▶ **Required task**: Skip the pictures and extract all of the lines exactly as written.
[start Records to use]
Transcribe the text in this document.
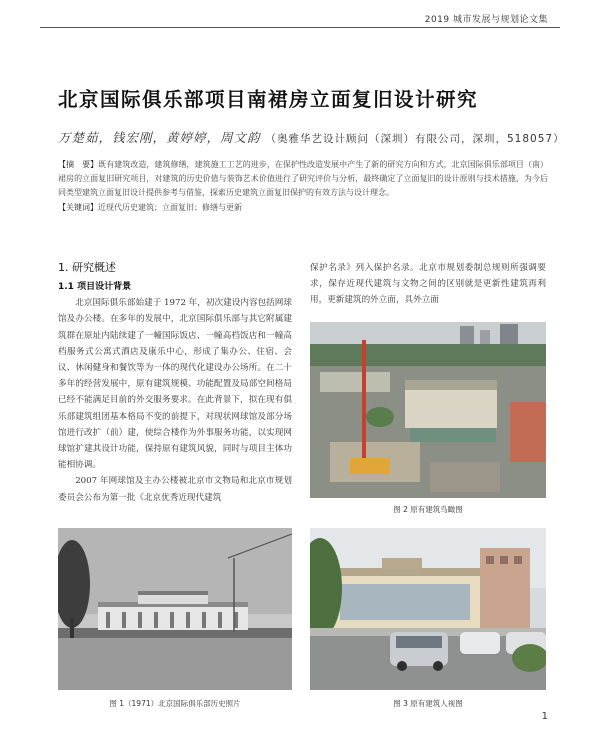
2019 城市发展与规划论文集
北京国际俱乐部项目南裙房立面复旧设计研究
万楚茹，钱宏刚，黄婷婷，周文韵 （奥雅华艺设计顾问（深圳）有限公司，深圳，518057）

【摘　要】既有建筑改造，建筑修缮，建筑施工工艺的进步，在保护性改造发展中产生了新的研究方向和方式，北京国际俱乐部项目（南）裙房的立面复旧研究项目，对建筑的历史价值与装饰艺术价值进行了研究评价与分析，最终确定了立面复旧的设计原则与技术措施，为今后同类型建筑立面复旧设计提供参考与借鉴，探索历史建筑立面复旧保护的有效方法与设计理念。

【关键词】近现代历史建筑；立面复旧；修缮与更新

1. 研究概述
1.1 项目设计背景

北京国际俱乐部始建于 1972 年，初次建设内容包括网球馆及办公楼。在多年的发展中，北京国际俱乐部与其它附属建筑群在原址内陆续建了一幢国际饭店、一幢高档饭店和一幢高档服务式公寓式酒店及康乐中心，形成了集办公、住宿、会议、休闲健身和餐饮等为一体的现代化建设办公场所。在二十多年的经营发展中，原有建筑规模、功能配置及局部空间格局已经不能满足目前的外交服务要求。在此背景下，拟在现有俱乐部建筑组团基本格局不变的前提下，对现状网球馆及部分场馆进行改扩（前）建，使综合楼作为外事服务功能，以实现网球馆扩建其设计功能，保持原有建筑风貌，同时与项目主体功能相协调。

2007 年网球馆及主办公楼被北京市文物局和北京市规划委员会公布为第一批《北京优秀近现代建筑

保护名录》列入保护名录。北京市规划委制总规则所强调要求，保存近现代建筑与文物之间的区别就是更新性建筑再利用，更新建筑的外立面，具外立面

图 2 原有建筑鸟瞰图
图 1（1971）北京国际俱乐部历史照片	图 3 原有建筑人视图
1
[end Records to use]
▶ **Answer for the task**:
Transcribe the text in this document.
2019 城市发展与规划论文集
北京国际俱乐部项目南裙房立面复旧设计研究
万楚茹，钱宏刚，黄婷婷，周文韵 （奥雅华艺设计顾问（深圳）有限公司，深圳，518057）

【摘　要】既有建筑改造，建筑修缮，建筑施工工艺的进步，在保护性改造发展中产生了新的研究方向和方式，北京国际俱乐部项目（南）裙房的立面复旧研究项目，对建筑的历史价值与装饰艺术价值进行了研究评价与分析，最终确定了立面复旧的设计原则与技术措施，为今后同类型建筑立面复旧设计提供参考与借鉴，探索历史建筑立面复旧保护的有效方法与设计理念。

【关键词】近现代历史建筑；立面复旧；修缮与更新

1. 研究概述
1.1 项目设计背景

北京国际俱乐部始建于 1972 年，初次建设内容包括网球馆及办公楼。在多年的发展中，北京国际俱乐部与其它附属建筑群在原址内陆续建了一幢国际饭店、一幢高档饭店和一幢高档服务式公寓式酒店及康乐中心，形成了集办公、住宿、会议、休闲健身和餐饮等为一体的现代化建设办公场所。在二十多年的经营发展中，原有建筑规模、功能配置及局部空间格局已经不能满足目前的外交服务要求。在此背景下，拟在现有俱乐部建筑组团基本格局不变的前提下，对现状网球馆及部分场馆进行改扩（前）建，使综合楼作为外事服务功能，以实现网球馆扩建其设计功能，保持原有建筑风貌，同时与项目主体功能相协调。

2007 年网球馆及主办公楼被北京市文物局和北京市规划委员会公布为第一批《北京优秀近现代建筑

保护名录》列入保护名录。北京市规划委制总规则所强调要求，保存近现代建筑与文物之间的区别就是更新性建筑再利用，更新建筑的外立面，具外立面

图 2 原有建筑鸟瞰图
图 1（1971）北京国际俱乐部历史照片	图 3 原有建筑人视图
1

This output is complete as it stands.